* _WHAT THE TASK ASKS_:
Reproduce the listing that follows with no differences at all.

[Stored data entries]
++++++

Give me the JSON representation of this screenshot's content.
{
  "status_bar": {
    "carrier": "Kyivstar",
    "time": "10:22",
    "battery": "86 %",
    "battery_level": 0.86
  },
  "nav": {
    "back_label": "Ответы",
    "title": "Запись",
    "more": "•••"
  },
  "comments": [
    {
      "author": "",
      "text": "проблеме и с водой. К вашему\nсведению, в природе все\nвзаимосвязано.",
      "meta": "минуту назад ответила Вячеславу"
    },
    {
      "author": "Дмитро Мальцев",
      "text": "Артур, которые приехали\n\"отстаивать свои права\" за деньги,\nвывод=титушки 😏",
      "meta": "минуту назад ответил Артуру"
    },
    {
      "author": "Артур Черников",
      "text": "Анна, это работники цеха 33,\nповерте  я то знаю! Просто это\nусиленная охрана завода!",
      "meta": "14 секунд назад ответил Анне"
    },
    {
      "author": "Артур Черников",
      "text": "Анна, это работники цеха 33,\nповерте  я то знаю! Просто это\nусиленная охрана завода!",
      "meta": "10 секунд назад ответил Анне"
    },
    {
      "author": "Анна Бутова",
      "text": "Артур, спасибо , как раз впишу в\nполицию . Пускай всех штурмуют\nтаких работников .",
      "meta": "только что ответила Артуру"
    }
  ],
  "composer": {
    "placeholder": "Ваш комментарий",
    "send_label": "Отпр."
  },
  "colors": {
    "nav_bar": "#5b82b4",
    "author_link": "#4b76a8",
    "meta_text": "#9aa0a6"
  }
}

++++++

* _COMPLETED TASK_:
Give me the JSON representation of this screenshot's content.
{
  "status_bar": {
    "carrier": "Kyivstar",
    "time": "10:22",
    "battery": "86 %",
    "battery_level": 0.86
  },
  "nav": {
    "back_label": "Ответы",
    "title": "Запись",
    "more": "•••"
  },
  "comments": [
    {
      "author": "",
      "text": "проблеме и с водой. К вашему\nсведению, в природе все\nвзаимосвязано.",
      "meta": "минуту назад ответила Вячеславу"
    },
    {
      "author": "Дмитро Мальцев",
      "text": "Артур, которые приехали\n\"отстаивать свои права\" за деньги,\nвывод=титушки 😏",
      "meta": "минуту назад ответил Артуру"
    },
    {
      "author": "Артур Черников",
      "text": "Анна, это работники цеха 33,\nповерте  я то знаю! Просто это\nусиленная охрана завода!",
      "meta": "14 секунд назад ответил Анне"
    },
    {
      "author": "Артур Черников",
      "text": "Анна, это работники цеха 33,\nповерте  я то знаю! Просто это\nусиленная охрана завода!",
      "meta": "10 секунд назад ответил Анне"
    },
    {
      "author": "Анна Бутова",
      "text": "Артур, спасибо , как раз впишу в\nполицию . Пускай всех штурмуют\nтаких работников .",
      "meta": "только что ответила Артуру"
    }
  ],
  "composer": {
    "placeholder": "Ваш комментарий",
    "send_label": "Отпр."
  },
  "colors": {
    "nav_bar": "#5b82b4",
    "author_link": "#4b76a8",
    "meta_text": "#9aa0a6"
  }
}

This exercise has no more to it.